→ To do: Needed from the entries below: every line that holds the word "serovar".

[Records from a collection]

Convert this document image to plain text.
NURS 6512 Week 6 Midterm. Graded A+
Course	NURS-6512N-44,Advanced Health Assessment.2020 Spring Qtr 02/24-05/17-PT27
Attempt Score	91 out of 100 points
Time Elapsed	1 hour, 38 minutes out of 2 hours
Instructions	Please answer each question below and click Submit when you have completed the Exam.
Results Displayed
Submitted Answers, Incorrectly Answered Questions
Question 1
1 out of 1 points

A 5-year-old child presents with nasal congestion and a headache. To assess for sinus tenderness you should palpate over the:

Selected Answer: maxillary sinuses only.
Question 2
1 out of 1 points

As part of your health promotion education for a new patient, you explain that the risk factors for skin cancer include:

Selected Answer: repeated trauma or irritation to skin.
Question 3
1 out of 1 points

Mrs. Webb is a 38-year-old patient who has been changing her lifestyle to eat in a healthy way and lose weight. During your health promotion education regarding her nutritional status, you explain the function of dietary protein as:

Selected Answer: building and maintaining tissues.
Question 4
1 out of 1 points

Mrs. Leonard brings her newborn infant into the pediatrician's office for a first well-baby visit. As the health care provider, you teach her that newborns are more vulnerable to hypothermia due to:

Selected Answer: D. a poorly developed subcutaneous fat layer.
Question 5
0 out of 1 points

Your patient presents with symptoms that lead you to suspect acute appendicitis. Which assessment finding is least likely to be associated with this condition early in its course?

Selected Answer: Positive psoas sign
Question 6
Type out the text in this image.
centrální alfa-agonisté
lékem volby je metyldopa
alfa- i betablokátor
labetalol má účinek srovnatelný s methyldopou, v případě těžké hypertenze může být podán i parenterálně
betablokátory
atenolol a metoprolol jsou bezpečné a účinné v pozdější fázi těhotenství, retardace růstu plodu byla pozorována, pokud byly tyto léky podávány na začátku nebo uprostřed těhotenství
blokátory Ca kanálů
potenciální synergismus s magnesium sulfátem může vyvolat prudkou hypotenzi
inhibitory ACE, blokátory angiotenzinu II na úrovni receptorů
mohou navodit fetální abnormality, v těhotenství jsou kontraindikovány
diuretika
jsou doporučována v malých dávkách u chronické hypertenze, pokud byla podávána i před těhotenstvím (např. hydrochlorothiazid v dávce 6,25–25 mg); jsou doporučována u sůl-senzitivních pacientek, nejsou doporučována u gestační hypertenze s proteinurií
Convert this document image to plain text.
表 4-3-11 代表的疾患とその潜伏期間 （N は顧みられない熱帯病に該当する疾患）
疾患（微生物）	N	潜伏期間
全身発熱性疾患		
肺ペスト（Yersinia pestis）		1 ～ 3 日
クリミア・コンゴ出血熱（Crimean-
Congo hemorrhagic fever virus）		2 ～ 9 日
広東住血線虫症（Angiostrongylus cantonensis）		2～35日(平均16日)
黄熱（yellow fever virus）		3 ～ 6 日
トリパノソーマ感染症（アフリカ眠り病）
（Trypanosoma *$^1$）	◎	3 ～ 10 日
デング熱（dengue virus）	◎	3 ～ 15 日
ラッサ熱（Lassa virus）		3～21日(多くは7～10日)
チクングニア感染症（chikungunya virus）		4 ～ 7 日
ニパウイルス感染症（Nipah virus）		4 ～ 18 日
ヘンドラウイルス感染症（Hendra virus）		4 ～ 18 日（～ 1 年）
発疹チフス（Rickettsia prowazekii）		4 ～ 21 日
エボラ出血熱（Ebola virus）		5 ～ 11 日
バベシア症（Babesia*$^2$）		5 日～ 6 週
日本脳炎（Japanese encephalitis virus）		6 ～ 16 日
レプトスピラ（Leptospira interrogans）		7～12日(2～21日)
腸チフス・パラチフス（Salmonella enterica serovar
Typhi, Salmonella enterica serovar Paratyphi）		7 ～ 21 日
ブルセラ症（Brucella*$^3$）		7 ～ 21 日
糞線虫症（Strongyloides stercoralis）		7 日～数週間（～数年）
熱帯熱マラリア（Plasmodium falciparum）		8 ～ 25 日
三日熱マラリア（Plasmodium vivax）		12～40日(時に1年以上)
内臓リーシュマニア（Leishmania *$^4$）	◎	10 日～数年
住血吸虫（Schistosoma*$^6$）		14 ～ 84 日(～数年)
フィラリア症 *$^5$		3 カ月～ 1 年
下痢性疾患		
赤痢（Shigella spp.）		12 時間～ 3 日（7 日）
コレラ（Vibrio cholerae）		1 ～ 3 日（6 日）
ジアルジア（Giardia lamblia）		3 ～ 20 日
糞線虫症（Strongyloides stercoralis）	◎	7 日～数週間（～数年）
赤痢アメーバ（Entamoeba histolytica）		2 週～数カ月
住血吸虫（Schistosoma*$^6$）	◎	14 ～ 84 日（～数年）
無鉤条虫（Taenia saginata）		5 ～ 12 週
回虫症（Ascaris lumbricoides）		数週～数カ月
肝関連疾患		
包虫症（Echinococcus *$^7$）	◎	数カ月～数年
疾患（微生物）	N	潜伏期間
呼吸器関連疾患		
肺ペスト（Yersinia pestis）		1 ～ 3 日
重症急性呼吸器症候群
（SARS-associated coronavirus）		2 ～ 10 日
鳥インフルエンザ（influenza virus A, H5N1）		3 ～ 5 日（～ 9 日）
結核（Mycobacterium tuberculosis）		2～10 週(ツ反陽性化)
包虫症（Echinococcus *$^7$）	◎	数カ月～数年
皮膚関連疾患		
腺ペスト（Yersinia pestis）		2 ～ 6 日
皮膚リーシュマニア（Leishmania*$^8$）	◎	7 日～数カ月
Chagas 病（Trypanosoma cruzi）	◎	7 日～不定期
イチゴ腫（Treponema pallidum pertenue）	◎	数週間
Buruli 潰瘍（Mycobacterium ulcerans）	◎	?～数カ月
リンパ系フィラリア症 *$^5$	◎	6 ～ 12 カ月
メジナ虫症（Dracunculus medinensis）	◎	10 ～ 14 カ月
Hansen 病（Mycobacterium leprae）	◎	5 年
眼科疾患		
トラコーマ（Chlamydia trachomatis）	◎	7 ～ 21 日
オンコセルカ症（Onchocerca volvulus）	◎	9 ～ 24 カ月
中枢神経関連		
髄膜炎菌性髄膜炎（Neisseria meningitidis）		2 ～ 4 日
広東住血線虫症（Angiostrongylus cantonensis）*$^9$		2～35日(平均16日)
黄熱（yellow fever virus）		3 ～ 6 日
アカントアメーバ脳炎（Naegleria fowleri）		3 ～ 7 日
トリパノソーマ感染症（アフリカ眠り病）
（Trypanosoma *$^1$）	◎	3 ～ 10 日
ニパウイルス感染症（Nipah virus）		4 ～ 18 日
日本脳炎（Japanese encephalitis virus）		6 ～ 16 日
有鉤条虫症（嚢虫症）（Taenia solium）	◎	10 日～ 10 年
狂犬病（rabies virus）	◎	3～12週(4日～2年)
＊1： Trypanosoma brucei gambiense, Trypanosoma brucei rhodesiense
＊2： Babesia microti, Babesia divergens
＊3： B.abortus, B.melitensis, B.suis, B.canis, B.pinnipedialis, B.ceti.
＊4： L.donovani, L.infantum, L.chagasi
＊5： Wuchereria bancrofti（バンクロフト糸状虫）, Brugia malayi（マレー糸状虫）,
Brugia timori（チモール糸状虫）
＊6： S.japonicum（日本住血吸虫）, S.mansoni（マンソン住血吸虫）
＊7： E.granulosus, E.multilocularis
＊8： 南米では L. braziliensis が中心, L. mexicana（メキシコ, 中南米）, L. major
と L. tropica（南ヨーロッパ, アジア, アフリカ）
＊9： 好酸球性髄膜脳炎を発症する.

→ Answer box:
腸チフス・パラチフス（Salmonella enterica serovar
Typhi, Salmonella enterica serovar Paratyphi）		7 ～ 21 日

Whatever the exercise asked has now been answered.